- Request -
Reproduce this listing in full.

- Extracted data -
____________
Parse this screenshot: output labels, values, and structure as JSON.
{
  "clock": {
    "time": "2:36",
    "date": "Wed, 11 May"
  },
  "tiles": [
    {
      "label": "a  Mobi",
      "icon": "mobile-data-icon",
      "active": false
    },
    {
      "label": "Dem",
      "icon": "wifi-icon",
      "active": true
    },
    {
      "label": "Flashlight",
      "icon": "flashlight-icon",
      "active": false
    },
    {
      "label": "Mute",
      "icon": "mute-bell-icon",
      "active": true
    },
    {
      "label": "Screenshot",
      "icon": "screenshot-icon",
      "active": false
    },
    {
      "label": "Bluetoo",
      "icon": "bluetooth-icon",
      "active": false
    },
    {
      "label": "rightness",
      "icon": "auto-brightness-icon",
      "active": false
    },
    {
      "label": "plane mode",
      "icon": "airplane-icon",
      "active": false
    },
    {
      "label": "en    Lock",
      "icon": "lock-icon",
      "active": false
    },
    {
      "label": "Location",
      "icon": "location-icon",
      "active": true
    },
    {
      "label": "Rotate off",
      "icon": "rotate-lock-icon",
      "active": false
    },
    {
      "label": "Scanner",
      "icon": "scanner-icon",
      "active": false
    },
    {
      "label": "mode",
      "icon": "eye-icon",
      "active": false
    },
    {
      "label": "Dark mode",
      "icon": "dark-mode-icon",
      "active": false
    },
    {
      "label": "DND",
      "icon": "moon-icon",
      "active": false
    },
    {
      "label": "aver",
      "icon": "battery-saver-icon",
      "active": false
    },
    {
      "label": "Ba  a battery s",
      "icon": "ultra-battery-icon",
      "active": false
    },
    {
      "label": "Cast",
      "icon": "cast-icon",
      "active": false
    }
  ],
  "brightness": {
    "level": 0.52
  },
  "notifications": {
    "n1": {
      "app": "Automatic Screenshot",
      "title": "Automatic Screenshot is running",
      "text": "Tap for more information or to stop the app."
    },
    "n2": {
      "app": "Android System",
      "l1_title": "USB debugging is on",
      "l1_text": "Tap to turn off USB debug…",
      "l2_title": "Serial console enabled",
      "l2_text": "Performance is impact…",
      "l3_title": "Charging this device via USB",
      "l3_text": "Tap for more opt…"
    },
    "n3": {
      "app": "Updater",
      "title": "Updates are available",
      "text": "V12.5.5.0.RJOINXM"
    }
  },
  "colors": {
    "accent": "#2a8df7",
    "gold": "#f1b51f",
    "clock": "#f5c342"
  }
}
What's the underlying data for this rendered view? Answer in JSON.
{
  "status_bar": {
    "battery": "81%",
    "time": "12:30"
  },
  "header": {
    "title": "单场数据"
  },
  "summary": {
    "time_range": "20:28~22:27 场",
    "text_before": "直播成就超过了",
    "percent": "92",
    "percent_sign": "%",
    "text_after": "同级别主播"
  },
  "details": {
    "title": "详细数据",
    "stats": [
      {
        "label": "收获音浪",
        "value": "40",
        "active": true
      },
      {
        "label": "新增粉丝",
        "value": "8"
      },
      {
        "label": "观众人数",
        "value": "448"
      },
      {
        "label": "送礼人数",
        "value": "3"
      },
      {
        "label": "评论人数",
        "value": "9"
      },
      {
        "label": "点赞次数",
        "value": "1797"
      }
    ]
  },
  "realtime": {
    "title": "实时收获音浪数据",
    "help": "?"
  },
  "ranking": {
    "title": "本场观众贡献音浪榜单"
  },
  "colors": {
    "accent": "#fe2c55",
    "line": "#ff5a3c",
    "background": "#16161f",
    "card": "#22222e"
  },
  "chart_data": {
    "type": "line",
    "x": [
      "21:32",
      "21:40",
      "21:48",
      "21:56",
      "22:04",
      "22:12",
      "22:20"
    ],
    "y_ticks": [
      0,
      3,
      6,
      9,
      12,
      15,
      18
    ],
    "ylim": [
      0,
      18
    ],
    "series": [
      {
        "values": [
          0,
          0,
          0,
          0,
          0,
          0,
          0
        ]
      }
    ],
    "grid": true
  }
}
____________
- Answer for this exercise -
Parse this screenshot: output labels, values, and structure as JSON.
{
  "clock": {
    "time": "2:36",
    "date": "Wed, 11 May"
  },
  "tiles": [
    {
      "label": "a  Mobi",
      "icon": "mobile-data-icon",
      "active": false
    },
    {
      "label": "Dem",
      "icon": "wifi-icon",
      "active": true
    },
    {
      "label": "Flashlight",
      "icon": "flashlight-icon",
      "active": false
    },
    {
      "label": "Mute",
      "icon": "mute-bell-icon",
      "active": true
    },
    {
      "label": "Screenshot",
      "icon": "screenshot-icon",
      "active": false
    },
    {
      "label": "Bluetoo",
      "icon": "bluetooth-icon",
      "active": false
    },
    {
      "label": "rightness",
      "icon": "auto-brightness-icon",
      "active": false
    },
    {
      "label": "plane mode",
      "icon": "airplane-icon",
      "active": false
    },
    {
      "label": "en    Lock",
      "icon": "lock-icon",
      "active": false
    },
    {
      "label": "Location",
      "icon": "location-icon",
      "active": true
    },
    {
      "label": "Rotate off",
      "icon": "rotate-lock-icon",
      "active": false
    },
    {
      "label": "Scanner",
      "icon": "scanner-icon",
      "active": false
    },
    {
      "label": "mode",
      "icon": "eye-icon",
      "active": false
    },
    {
      "label": "Dark mode",
      "icon": "dark-mode-icon",
      "active": false
    },
    {
      "label": "DND",
      "icon": "moon-icon",
      "active": false
    },
    {
      "label": "aver",
      "icon": "battery-saver-icon",
      "active": false
    },
    {
      "label": "Ba  a battery s",
      "icon": "ultra-battery-icon",
      "active": false
    },
    {
      "label": "Cast",
      "icon": "cast-icon",
      "active": false
    }
  ],
  "brightness": {
    "level": 0.52
  },
  "notifications": {
    "n1": {
      "app": "Automatic Screenshot",
      "title": "Automatic Screenshot is running",
      "text": "Tap for more information or to stop the app."
    },
    "n2": {
      "app": "Android System",
      "l1_title": "USB debugging is on",
      "l1_text": "Tap to turn off USB debug…",
      "l2_title": "Serial console enabled",
      "l2_text": "Performance is impact…",
      "l3_title": "Charging this device via USB",
      "l3_text": "Tap for more opt…"
    },
    "n3": {
      "app": "Updater",
      "title": "Updates are available",
      "text": "V12.5.5.0.RJOINXM"
    }
  },
  "colors": {
    "accent": "#2a8df7",
    "gold": "#f1b51f",
    "clock": "#f5c342"
  }
}
What's the underlying data for this rendered view? Answer in JSON.
{
  "status_bar": {
    "battery": "81%",
    "time": "12:30"
  },
  "header": {
    "title": "单场数据"
  },
  "summary": {
    "time_range": "20:28~22:27 场",
    "text_before": "直播成就超过了",
    "percent": "92",
    "percent_sign": "%",
    "text_after": "同级别主播"
  },
  "details": {
    "title": "详细数据",
    "stats": [
      {
        "label": "收获音浪",
        "value": "40",
        "active": true
      },
      {
        "label": "新增粉丝",
        "value": "8"
      },
      {
        "label": "观众人数",
        "value": "448"
      },
      {
        "label": "送礼人数",
        "value": "3"
      },
      {
        "label": "评论人数",
        "value": "9"
      },
      {
        "label": "点赞次数",
        "value": "1797"
      }
    ]
  },
  "realtime": {
    "title": "实时收获音浪数据",
    "help": "?"
  },
  "ranking": {
    "title": "本场观众贡献音浪榜单"
  },
  "colors": {
    "accent": "#fe2c55",
    "line": "#ff5a3c",
    "background": "#16161f",
    "card": "#22222e"
  },
  "chart_data": {
    "type": "line",
    "x": [
      "21:32",
      "21:40",
      "21:48",
      "21:56",
      "22:04",
      "22:12",
      "22:20"
    ],
    "y_ticks": [
      0,
      3,
      6,
      9,
      12,
      15,
      18
    ],
    "ylim": [
      0,
      18
    ],
    "series": [
      {
        "values": [
          0,
          0,
          0,
          0,
          0,
          0,
          0
        ]
      }
    ],
    "grid": true
  }
}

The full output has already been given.